[Saved entries]
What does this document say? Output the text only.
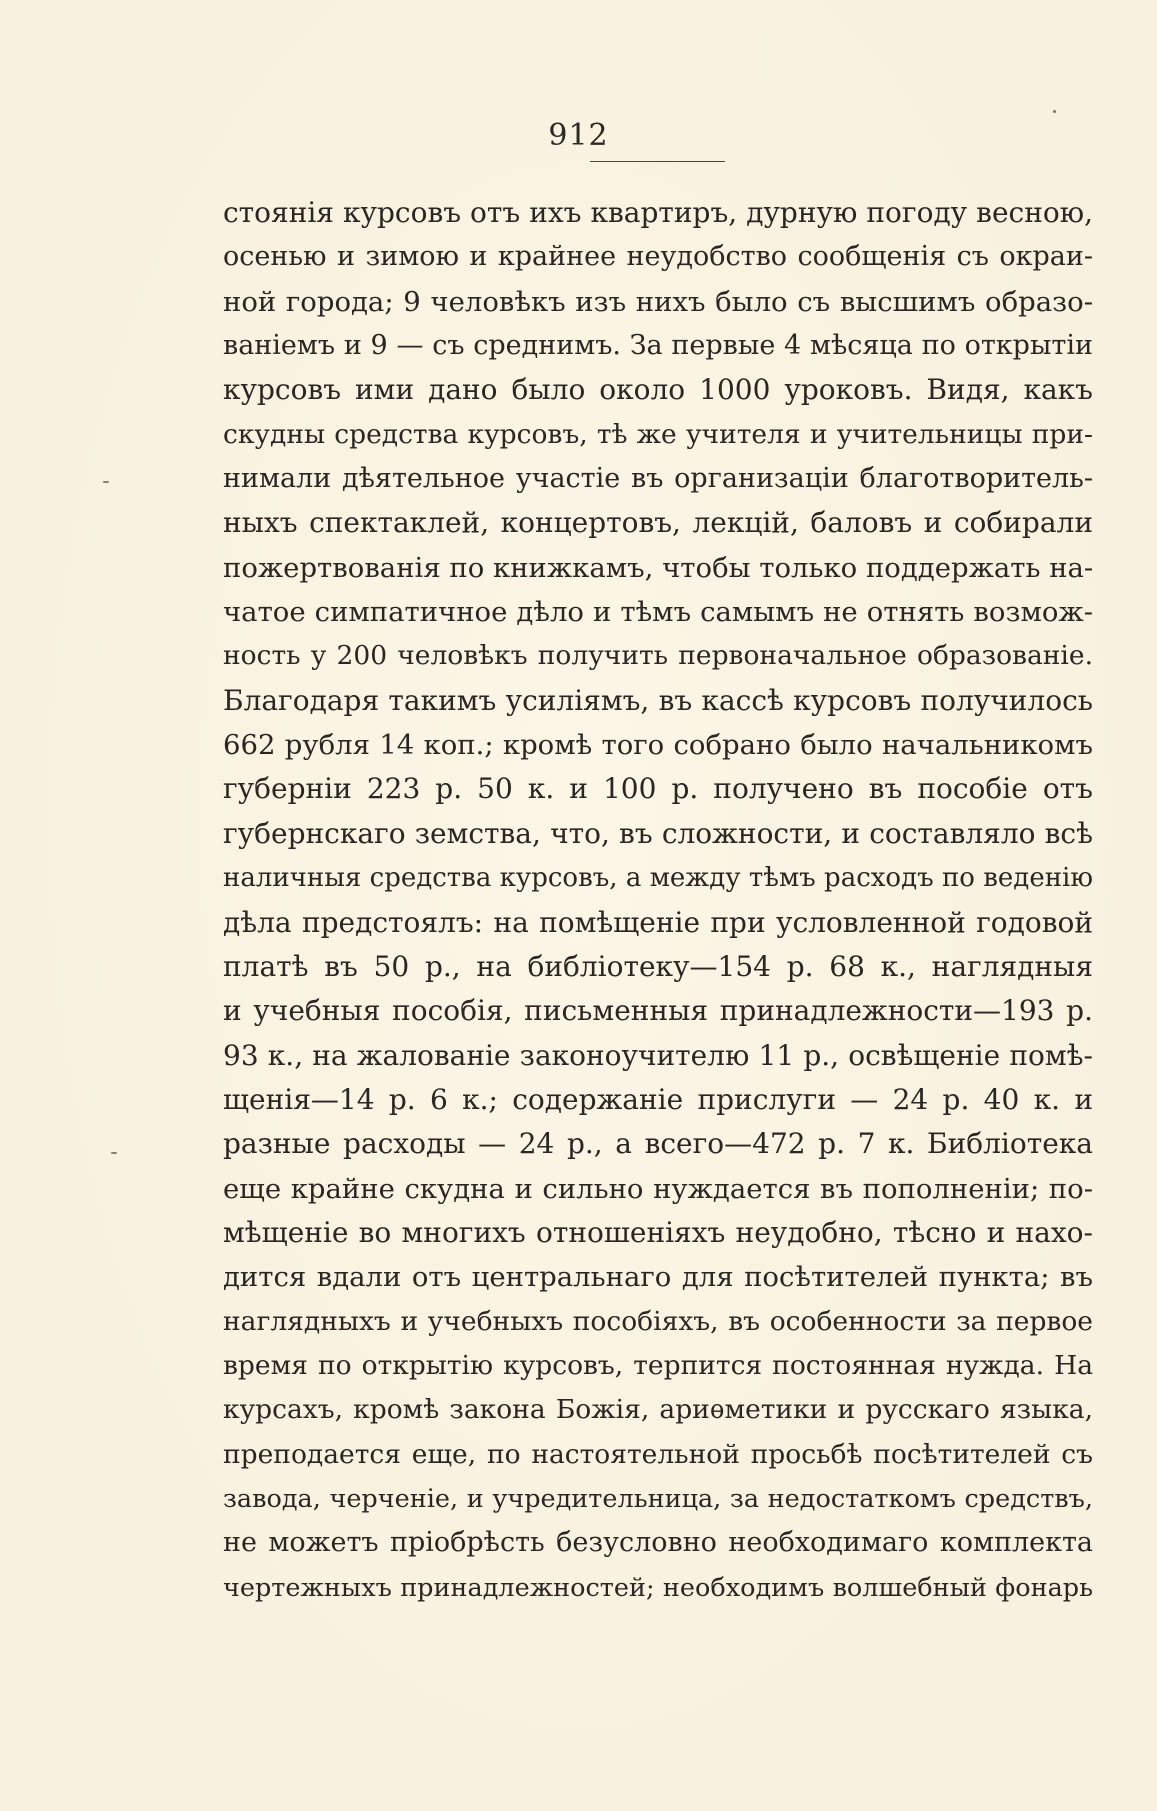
912
стоянія курсовъ отъ ихъ квартиръ, дурную погоду весною,
осенью и зимою и крайнее неудобство сообщенія съ окраи-
ной города; 9 человѣкъ изъ нихъ было съ высшимъ образо-
ваніемъ и 9 — съ среднимъ. За первые 4 мѣсяца по открытіи
курсовъ ими дано было около 1000 уроковъ. Видя, какъ
скудны средства курсовъ, тѣ же учителя и учительницы при-
нимали дѣятельное участіе въ организаціи благотворитель-
ныхъ спектаклей, концертовъ, лекцій, баловъ и собирали
пожертвованія по книжкамъ, чтобы только поддержать на-
чатое симпатичное дѣло и тѣмъ самымъ не отнять возмож-
ность у 200 человѣкъ получить первоначальное образованіе.
Благодаря такимъ усиліямъ, въ кассѣ курсовъ получилось
662 рубля 14 коп.; кромѣ того собрано было начальникомъ
губерніи 223 р. 50 к. и 100 р. получено въ пособіе отъ
губернскаго земства, что, въ сложности, и составляло всѣ
наличныя средства курсовъ, а между тѣмъ расходъ по веденію
дѣла предстоялъ: на помѣщеніе при условленной годовой
платѣ въ 50 р., на библіотеку—154 р. 68 к., наглядныя
и учебныя пособія, письменныя принадлежности—193 р.
93 к., на жалованіе законоучителю 11 р., освѣщеніе помѣ-
щенія—14 р. 6 к.; содержаніе прислуги — 24 р. 40 к. и
разные расходы — 24 р., а всего—472 р. 7 к. Библіотека
еще крайне скудна и сильно нуждается въ пополненіи; по-
мѣщеніе во многихъ отношеніяхъ неудобно, тѣсно и нахо-
дится вдали отъ центральнаго для посѣтителей пункта; въ
наглядныхъ и учебныхъ пособіяхъ, въ особенности за первое
время по открытію курсовъ, терпится постоянная нужда. На
курсахъ, кромѣ закона Божія, ариѳметики и русскаго языка,
преподается еще, по настоятельной просьбѣ посѣтителей съ
завода, черченіе, и учредительница, за недостаткомъ средствъ,
не можетъ пріобрѣсть безусловно необходимаго комплекта
чертежныхъ принадлежностей; необходимъ волшебный фонарь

• **Written task**
Extract the entries in full, exactly as they are, minus the pictures.

• **Response to the task**
What does this document say? Output the text only.
912
стоянія курсовъ отъ ихъ квартиръ, дурную погоду весною,
осенью и зимою и крайнее неудобство сообщенія съ окраи-
ной города; 9 человѣкъ изъ нихъ было съ высшимъ образо-
ваніемъ и 9 — съ среднимъ. За первые 4 мѣсяца по открытіи
курсовъ ими дано было около 1000 уроковъ. Видя, какъ
скудны средства курсовъ, тѣ же учителя и учительницы при-
нимали дѣятельное участіе въ организаціи благотворитель-
ныхъ спектаклей, концертовъ, лекцій, баловъ и собирали
пожертвованія по книжкамъ, чтобы только поддержать на-
чатое симпатичное дѣло и тѣмъ самымъ не отнять возмож-
ность у 200 человѣкъ получить первоначальное образованіе.
Благодаря такимъ усиліямъ, въ кассѣ курсовъ получилось
662 рубля 14 коп.; кромѣ того собрано было начальникомъ
губерніи 223 р. 50 к. и 100 р. получено въ пособіе отъ
губернскаго земства, что, въ сложности, и составляло всѣ
наличныя средства курсовъ, а между тѣмъ расходъ по веденію
дѣла предстоялъ: на помѣщеніе при условленной годовой
платѣ въ 50 р., на библіотеку—154 р. 68 к., наглядныя
и учебныя пособія, письменныя принадлежности—193 р.
93 к., на жалованіе законоучителю 11 р., освѣщеніе помѣ-
щенія—14 р. 6 к.; содержаніе прислуги — 24 р. 40 к. и
разные расходы — 24 р., а всего—472 р. 7 к. Библіотека
еще крайне скудна и сильно нуждается въ пополненіи; по-
мѣщеніе во многихъ отношеніяхъ неудобно, тѣсно и нахо-
дится вдали отъ центральнаго для посѣтителей пункта; въ
наглядныхъ и учебныхъ пособіяхъ, въ особенности за первое
время по открытію курсовъ, терпится постоянная нужда. На
курсахъ, кромѣ закона Божія, ариѳметики и русскаго языка,
преподается еще, по настоятельной просьбѣ посѣтителей съ
завода, черченіе, и учредительница, за недостаткомъ средствъ,
не можетъ пріобрѣсть безусловно необходимаго комплекта
чертежныхъ принадлежностей; необходимъ волшебный фонарь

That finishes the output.